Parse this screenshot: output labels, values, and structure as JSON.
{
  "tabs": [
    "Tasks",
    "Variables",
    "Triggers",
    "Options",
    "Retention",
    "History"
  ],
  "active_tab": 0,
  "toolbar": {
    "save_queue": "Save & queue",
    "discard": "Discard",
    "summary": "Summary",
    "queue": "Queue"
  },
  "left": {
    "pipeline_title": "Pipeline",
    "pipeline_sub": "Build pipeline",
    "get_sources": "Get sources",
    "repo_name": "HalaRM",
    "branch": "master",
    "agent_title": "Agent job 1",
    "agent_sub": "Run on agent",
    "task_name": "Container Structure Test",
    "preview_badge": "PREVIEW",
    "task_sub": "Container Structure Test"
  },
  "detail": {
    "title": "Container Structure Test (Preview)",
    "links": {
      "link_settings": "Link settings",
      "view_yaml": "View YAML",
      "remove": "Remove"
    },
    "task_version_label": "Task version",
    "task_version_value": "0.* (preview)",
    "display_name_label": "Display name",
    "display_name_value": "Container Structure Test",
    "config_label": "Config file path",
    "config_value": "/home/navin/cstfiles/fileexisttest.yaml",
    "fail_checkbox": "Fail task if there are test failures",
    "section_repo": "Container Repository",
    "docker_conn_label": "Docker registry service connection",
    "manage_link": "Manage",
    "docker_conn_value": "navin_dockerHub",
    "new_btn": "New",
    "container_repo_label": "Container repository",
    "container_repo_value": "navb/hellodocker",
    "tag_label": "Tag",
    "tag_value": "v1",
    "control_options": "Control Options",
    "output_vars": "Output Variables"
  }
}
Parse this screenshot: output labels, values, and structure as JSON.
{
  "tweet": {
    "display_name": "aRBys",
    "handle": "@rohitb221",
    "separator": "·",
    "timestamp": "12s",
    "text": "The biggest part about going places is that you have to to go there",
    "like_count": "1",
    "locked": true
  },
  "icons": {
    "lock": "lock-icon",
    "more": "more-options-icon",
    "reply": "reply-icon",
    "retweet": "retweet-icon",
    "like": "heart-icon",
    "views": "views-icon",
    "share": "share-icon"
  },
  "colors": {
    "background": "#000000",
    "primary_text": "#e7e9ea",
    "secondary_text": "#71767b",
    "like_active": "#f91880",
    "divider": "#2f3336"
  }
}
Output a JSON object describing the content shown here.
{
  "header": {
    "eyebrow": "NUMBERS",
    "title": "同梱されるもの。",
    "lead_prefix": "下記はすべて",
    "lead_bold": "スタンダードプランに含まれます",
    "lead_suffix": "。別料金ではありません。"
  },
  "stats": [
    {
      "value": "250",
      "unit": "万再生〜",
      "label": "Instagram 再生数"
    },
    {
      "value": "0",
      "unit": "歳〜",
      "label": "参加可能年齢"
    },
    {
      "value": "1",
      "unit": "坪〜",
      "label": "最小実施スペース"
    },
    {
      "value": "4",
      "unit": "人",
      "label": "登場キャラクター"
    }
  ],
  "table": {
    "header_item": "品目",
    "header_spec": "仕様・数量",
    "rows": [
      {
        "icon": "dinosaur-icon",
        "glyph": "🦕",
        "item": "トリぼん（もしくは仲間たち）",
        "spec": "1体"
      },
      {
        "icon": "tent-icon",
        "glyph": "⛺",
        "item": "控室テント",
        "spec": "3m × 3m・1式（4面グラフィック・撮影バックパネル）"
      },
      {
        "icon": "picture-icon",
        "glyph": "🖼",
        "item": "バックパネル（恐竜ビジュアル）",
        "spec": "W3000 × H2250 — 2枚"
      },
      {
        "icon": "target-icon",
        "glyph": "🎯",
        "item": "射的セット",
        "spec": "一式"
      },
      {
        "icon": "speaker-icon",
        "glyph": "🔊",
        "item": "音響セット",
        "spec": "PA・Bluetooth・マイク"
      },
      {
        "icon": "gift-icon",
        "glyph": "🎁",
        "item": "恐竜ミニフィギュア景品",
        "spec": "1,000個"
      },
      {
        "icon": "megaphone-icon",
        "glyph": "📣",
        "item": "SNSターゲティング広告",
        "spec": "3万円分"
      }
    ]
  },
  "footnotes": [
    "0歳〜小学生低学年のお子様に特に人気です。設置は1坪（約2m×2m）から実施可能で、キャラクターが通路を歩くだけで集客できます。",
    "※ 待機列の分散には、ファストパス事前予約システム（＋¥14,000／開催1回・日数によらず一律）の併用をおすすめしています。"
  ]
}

· · ·

- _THE TASK_
Write out the entries above word for word.

- _IN RESPONSE_
Parse this screenshot: output labels, values, and structure as JSON.
{
  "tabs": [
    "Tasks",
    "Variables",
    "Triggers",
    "Options",
    "Retention",
    "History"
  ],
  "active_tab": 0,
  "toolbar": {
    "save_queue": "Save & queue",
    "discard": "Discard",
    "summary": "Summary",
    "queue": "Queue"
  },
  "left": {
    "pipeline_title": "Pipeline",
    "pipeline_sub": "Build pipeline",
    "get_sources": "Get sources",
    "repo_name": "HalaRM",
    "branch": "master",
    "agent_title": "Agent job 1",
    "agent_sub": "Run on agent",
    "task_name": "Container Structure Test",
    "preview_badge": "PREVIEW",
    "task_sub": "Container Structure Test"
  },
  "detail": {
    "title": "Container Structure Test (Preview)",
    "links": {
      "link_settings": "Link settings",
      "view_yaml": "View YAML",
      "remove": "Remove"
    },
    "task_version_label": "Task version",
    "task_version_value": "0.* (preview)",
    "display_name_label": "Display name",
    "display_name_value": "Container Structure Test",
    "config_label": "Config file path",
    "config_value": "/home/navin/cstfiles/fileexisttest.yaml",
    "fail_checkbox": "Fail task if there are test failures",
    "section_repo": "Container Repository",
    "docker_conn_label": "Docker registry service connection",
    "manage_link": "Manage",
    "docker_conn_value": "navin_dockerHub",
    "new_btn": "New",
    "container_repo_label": "Container repository",
    "container_repo_value": "navb/hellodocker",
    "tag_label": "Tag",
    "tag_value": "v1",
    "control_options": "Control Options",
    "output_vars": "Output Variables"
  }
}
Parse this screenshot: output labels, values, and structure as JSON.
{
  "tweet": {
    "display_name": "aRBys",
    "handle": "@rohitb221",
    "separator": "·",
    "timestamp": "12s",
    "text": "The biggest part about going places is that you have to to go there",
    "like_count": "1",
    "locked": true
  },
  "icons": {
    "lock": "lock-icon",
    "more": "more-options-icon",
    "reply": "reply-icon",
    "retweet": "retweet-icon",
    "like": "heart-icon",
    "views": "views-icon",
    "share": "share-icon"
  },
  "colors": {
    "background": "#000000",
    "primary_text": "#e7e9ea",
    "secondary_text": "#71767b",
    "like_active": "#f91880",
    "divider": "#2f3336"
  }
}
Output a JSON object describing the content shown here.
{
  "header": {
    "eyebrow": "NUMBERS",
    "title": "同梱されるもの。",
    "lead_prefix": "下記はすべて",
    "lead_bold": "スタンダードプランに含まれます",
    "lead_suffix": "。別料金ではありません。"
  },
  "stats": [
    {
      "value": "250",
      "unit": "万再生〜",
      "label": "Instagram 再生数"
    },
    {
      "value": "0",
      "unit": "歳〜",
      "label": "参加可能年齢"
    },
    {
      "value": "1",
      "unit": "坪〜",
      "label": "最小実施スペース"
    },
    {
      "value": "4",
      "unit": "人",
      "label": "登場キャラクター"
    }
  ],
  "table": {
    "header_item": "品目",
    "header_spec": "仕様・数量",
    "rows": [
      {
        "icon": "dinosaur-icon",
        "glyph": "🦕",
        "item": "トリぼん（もしくは仲間たち）",
        "spec": "1体"
      },
      {
        "icon": "tent-icon",
        "glyph": "⛺",
        "item": "控室テント",
        "spec": "3m × 3m・1式（4面グラフィック・撮影バックパネル）"
      },
      {
        "icon": "picture-icon",
        "glyph": "🖼",
        "item": "バックパネル（恐竜ビジュアル）",
        "spec": "W3000 × H2250 — 2枚"
      },
      {
        "icon": "target-icon",
        "glyph": "🎯",
        "item": "射的セット",
        "spec": "一式"
      },
      {
        "icon": "speaker-icon",
        "glyph": "🔊",
        "item": "音響セット",
        "spec": "PA・Bluetooth・マイク"
      },
      {
        "icon": "gift-icon",
        "glyph": "🎁",
        "item": "恐竜ミニフィギュア景品",
        "spec": "1,000個"
      },
      {
        "icon": "megaphone-icon",
        "glyph": "📣",
        "item": "SNSターゲティング広告",
        "spec": "3万円分"
      }
    ]
  },
  "footnotes": [
    "0歳〜小学生低学年のお子様に特に人気です。設置は1坪（約2m×2m）から実施可能で、キャラクターが通路を歩くだけで集客できます。",
    "※ 待機列の分散には、ファストパス事前予約システム（＋¥14,000／開催1回・日数によらず一律）の併用をおすすめしています。"
  ]
}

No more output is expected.